> **Work to complete**
Please transcribe the entries that follow exactly as they stand, skipping each picture.
*** Opening of Given entries ***
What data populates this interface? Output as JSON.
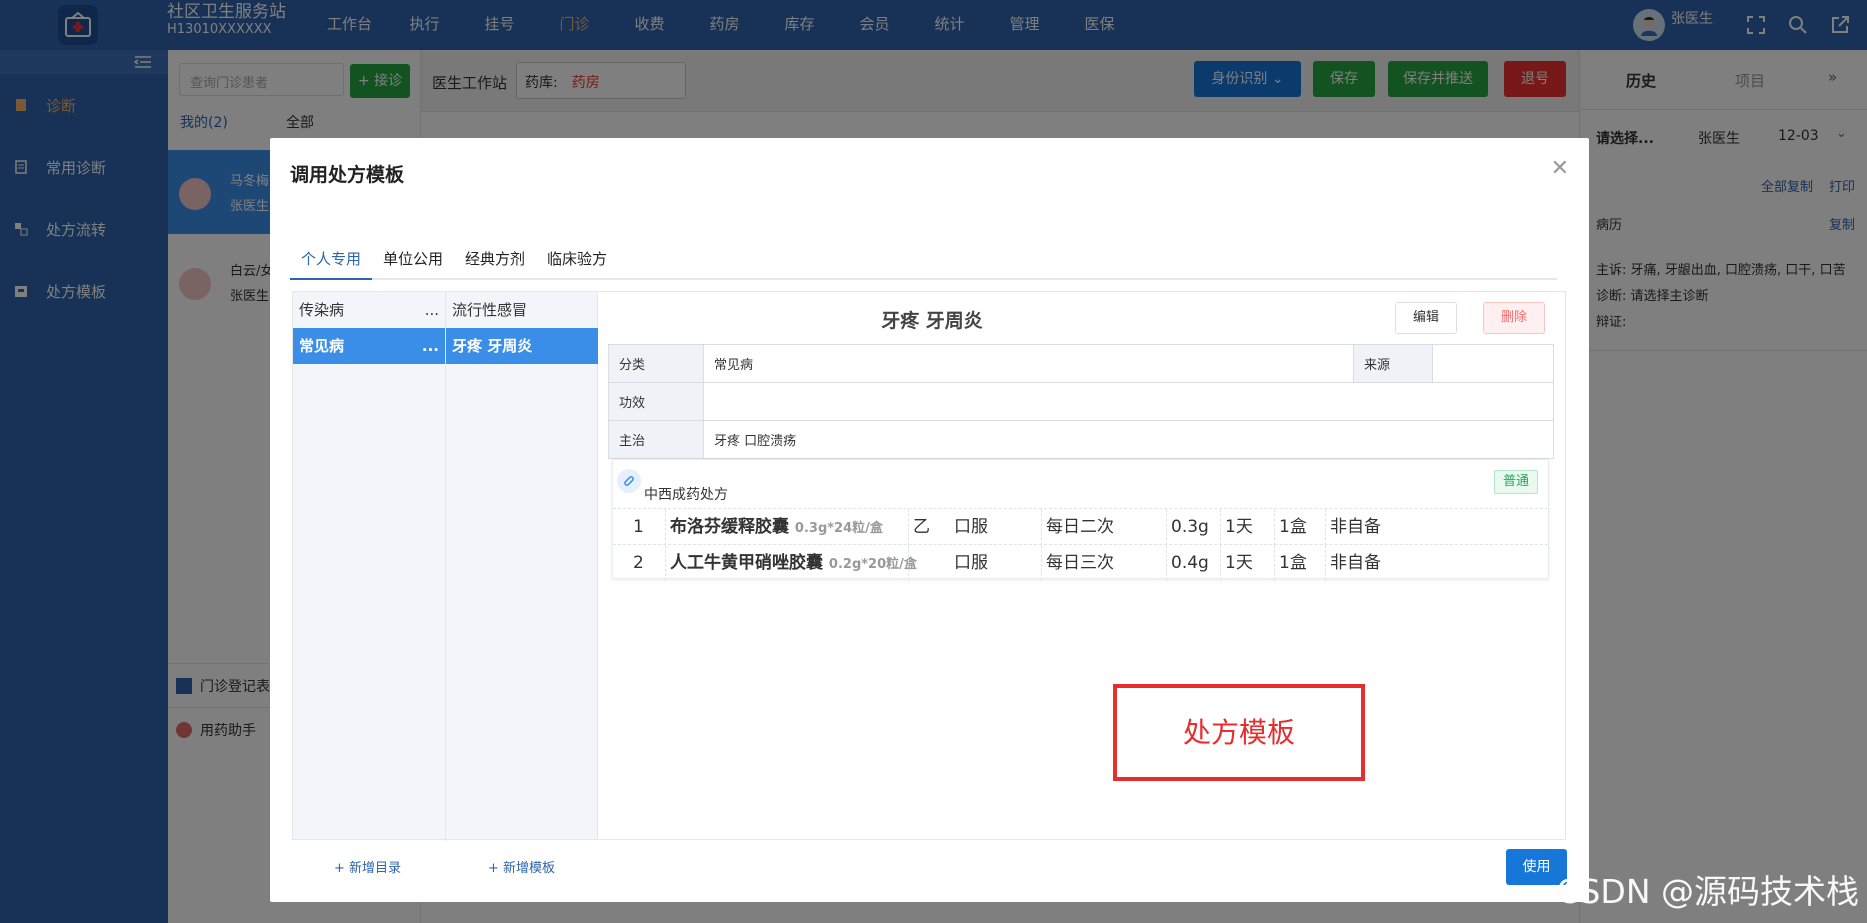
{
  "app": {
    "title": "社区卫生服务站",
    "code": "H13010XXXXXX",
    "nav": [
      "工作台",
      "执行",
      "挂号",
      "门诊",
      "收费",
      "药房",
      "库存",
      "会员",
      "统计",
      "管理",
      "医保"
    ],
    "nav_active_index": 3,
    "user": "张医生"
  },
  "sidebar": {
    "items": [
      {
        "label": "诊断",
        "icon": "document-icon"
      },
      {
        "label": "常用诊断",
        "icon": "clipboard-icon"
      },
      {
        "label": "处方流转",
        "icon": "share-icon"
      },
      {
        "label": "处方模板",
        "icon": "template-icon"
      }
    ]
  },
  "patients": {
    "search_placeholder": "查询门诊患者",
    "add_button": "+ 接诊",
    "tab_mine": "我的(2)",
    "tab_all": "全部",
    "cards": [
      {
        "name": "马冬梅",
        "doctor": "张医生"
      },
      {
        "name": "白云/女",
        "doctor": "张医生"
      }
    ],
    "lower_items": [
      "门诊登记表",
      "用药助手"
    ]
  },
  "workbar": {
    "title": "医生工作站",
    "pharmacy_label": "药库:",
    "pharmacy_value": "药房",
    "btn_id": "身份识别",
    "btn_save": "保存",
    "btn_save_push": "保存并推送",
    "btn_refund": "退号"
  },
  "right_panel": {
    "tab_history": "历史",
    "tab_items": "项目",
    "select_placeholder": "请选择...",
    "doctor": "张医生",
    "date": "12-03",
    "copy_all": "全部复制",
    "print": "打印",
    "record_label": "病历",
    "copy": "复制",
    "complaint": "主诉:  牙痛, 牙龈出血, 口腔溃疡, 口干, 口苦",
    "diagnosis": "诊断:   请选择主诊断",
    "syndrome": "辩证:"
  },
  "modal": {
    "title": "调用处方模板",
    "tabs": [
      "个人专用",
      "单位公用",
      "经典方剂",
      "临床验方"
    ],
    "active_tab": 0,
    "tree_col1": [
      {
        "label": "传染病",
        "more": "..."
      },
      {
        "label": "常见病",
        "more": "..."
      }
    ],
    "tree_col2": [
      "流行性感冒",
      "牙疼 牙周炎"
    ],
    "detail": {
      "title": "牙疼 牙周炎",
      "edit": "编辑",
      "delete": "删除",
      "category_label": "分类",
      "category_value": "常见病",
      "source_label": "来源",
      "source_value": "",
      "effect_label": "功效",
      "effect_value": "",
      "indication_label": "主治",
      "indication_value": "牙疼 口腔溃疡",
      "rx_name": "中西成药处方",
      "rx_tag": "普通",
      "drugs": [
        {
          "no": "1",
          "name": "布洛芬缓释胶囊",
          "spec": "0.3g*24粒/盒",
          "class": "乙",
          "route": "口服",
          "freq": "每日二次",
          "dose": "0.3g",
          "days": "1天",
          "qty": "1盒",
          "note": "非自备"
        },
        {
          "no": "2",
          "name": "人工牛黄甲硝唑胶囊",
          "spec": "0.2g*20粒/盒",
          "class": "",
          "route": "口服",
          "freq": "每日三次",
          "dose": "0.4g",
          "days": "1天",
          "qty": "1盒",
          "note": "非自备"
        }
      ]
    },
    "annotation": "处方模板",
    "add_dir": "+ 新增目录",
    "add_template": "+ 新增模板",
    "use_button": "使用"
  },
  "watermark": "CSDN @源码技术栈"
}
*** Close of Given entries ***
> **Response to this exercise**
What data populates this interface? Output as JSON.
{
  "app": {
    "title": "社区卫生服务站",
    "code": "H13010XXXXXX",
    "nav": [
      "工作台",
      "执行",
      "挂号",
      "门诊",
      "收费",
      "药房",
      "库存",
      "会员",
      "统计",
      "管理",
      "医保"
    ],
    "nav_active_index": 3,
    "user": "张医生"
  },
  "sidebar": {
    "items": [
      {
        "label": "诊断",
        "icon": "document-icon"
      },
      {
        "label": "常用诊断",
        "icon": "clipboard-icon"
      },
      {
        "label": "处方流转",
        "icon": "share-icon"
      },
      {
        "label": "处方模板",
        "icon": "template-icon"
      }
    ]
  },
  "patients": {
    "search_placeholder": "查询门诊患者",
    "add_button": "+ 接诊",
    "tab_mine": "我的(2)",
    "tab_all": "全部",
    "cards": [
      {
        "name": "马冬梅",
        "doctor": "张医生"
      },
      {
        "name": "白云/女",
        "doctor": "张医生"
      }
    ],
    "lower_items": [
      "门诊登记表",
      "用药助手"
    ]
  },
  "workbar": {
    "title": "医生工作站",
    "pharmacy_label": "药库:",
    "pharmacy_value": "药房",
    "btn_id": "身份识别",
    "btn_save": "保存",
    "btn_save_push": "保存并推送",
    "btn_refund": "退号"
  },
  "right_panel": {
    "tab_history": "历史",
    "tab_items": "项目",
    "select_placeholder": "请选择...",
    "doctor": "张医生",
    "date": "12-03",
    "copy_all": "全部复制",
    "print": "打印",
    "record_label": "病历",
    "copy": "复制",
    "complaint": "主诉:  牙痛, 牙龈出血, 口腔溃疡, 口干, 口苦",
    "diagnosis": "诊断:   请选择主诊断",
    "syndrome": "辩证:"
  },
  "modal": {
    "title": "调用处方模板",
    "tabs": [
      "个人专用",
      "单位公用",
      "经典方剂",
      "临床验方"
    ],
    "active_tab": 0,
    "tree_col1": [
      {
        "label": "传染病",
        "more": "..."
      },
      {
        "label": "常见病",
        "more": "..."
      }
    ],
    "tree_col2": [
      "流行性感冒",
      "牙疼 牙周炎"
    ],
    "detail": {
      "title": "牙疼 牙周炎",
      "edit": "编辑",
      "delete": "删除",
      "category_label": "分类",
      "category_value": "常见病",
      "source_label": "来源",
      "source_value": "",
      "effect_label": "功效",
      "effect_value": "",
      "indication_label": "主治",
      "indication_value": "牙疼 口腔溃疡",
      "rx_name": "中西成药处方",
      "rx_tag": "普通",
      "drugs": [
        {
          "no": "1",
          "name": "布洛芬缓释胶囊",
          "spec": "0.3g*24粒/盒",
          "class": "乙",
          "route": "口服",
          "freq": "每日二次",
          "dose": "0.3g",
          "days": "1天",
          "qty": "1盒",
          "note": "非自备"
        },
        {
          "no": "2",
          "name": "人工牛黄甲硝唑胶囊",
          "spec": "0.2g*20粒/盒",
          "class": "",
          "route": "口服",
          "freq": "每日三次",
          "dose": "0.4g",
          "days": "1天",
          "qty": "1盒",
          "note": "非自备"
        }
      ]
    },
    "annotation": "处方模板",
    "add_dir": "+ 新增目录",
    "add_template": "+ 新增模板",
    "use_button": "使用"
  },
  "watermark": "CSDN @源码技术栈"
}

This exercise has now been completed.